§ **Task statement**
Show, in full, each line of the data that contains "name".

§ **Information shown**

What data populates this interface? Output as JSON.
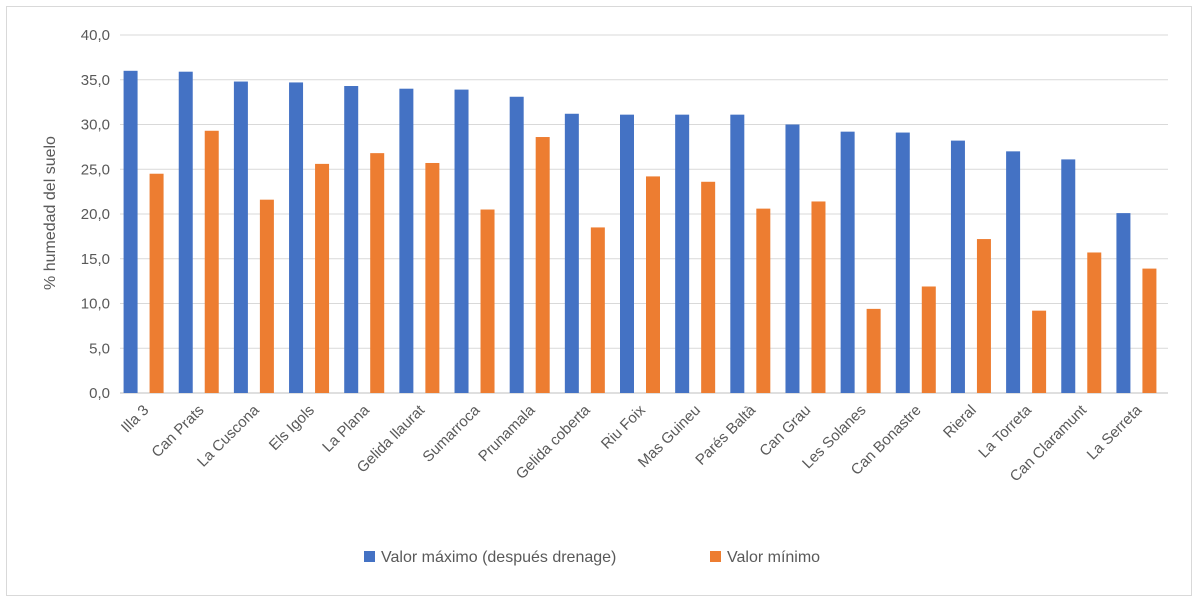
{
  "chart_data": {
    "type": "bar",
    "ylabel": "% humedad del suelo",
    "ylim": [
      0,
      40
    ],
    "yticks": [
      "0,0",
      "5,0",
      "10,0",
      "15,0",
      "20,0",
      "25,0",
      "30,0",
      "35,0",
      "40,0"
    ],
    "grid": true,
    "legend_position": "bottom",
    "categories": [
      "Illa 3",
      "Can Prats",
      "La Cuscona",
      "Els Igols",
      "La Plana",
      "Gelida llaurat",
      "Sumarroca",
      "Prunamala",
      "Gelida coberta",
      "Riu Foix",
      "Mas Guineu",
      "Parés Baltà",
      "Can Grau",
      "Les Solanes",
      "Can Bonastre",
      "Rieral",
      "La Torreta",
      "Can Claramunt",
      "La Serreta"
    ],
    "series": [
      {
        "name": "Valor máximo (después drenage)",
        "color": "#4472C4",
        "values": [
          36.0,
          35.9,
          34.8,
          34.7,
          34.3,
          34.0,
          33.9,
          33.1,
          31.2,
          31.1,
          31.1,
          31.1,
          30.0,
          29.2,
          29.1,
          28.2,
          27.0,
          26.1,
          20.1
        ]
      },
      {
        "name": "Valor mínimo",
        "color": "#ED7D31",
        "values": [
          24.5,
          29.3,
          21.6,
          25.6,
          26.8,
          25.7,
          20.5,
          28.6,
          18.5,
          24.2,
          23.6,
          20.6,
          21.4,
          9.4,
          11.9,
          17.2,
          9.2,
          15.7,
          13.9
        ]
      }
    ]
  }
}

§ **Answer to this exercise**
        "name": "Valor máximo (después drenage)",
        "name": "Valor mínimo",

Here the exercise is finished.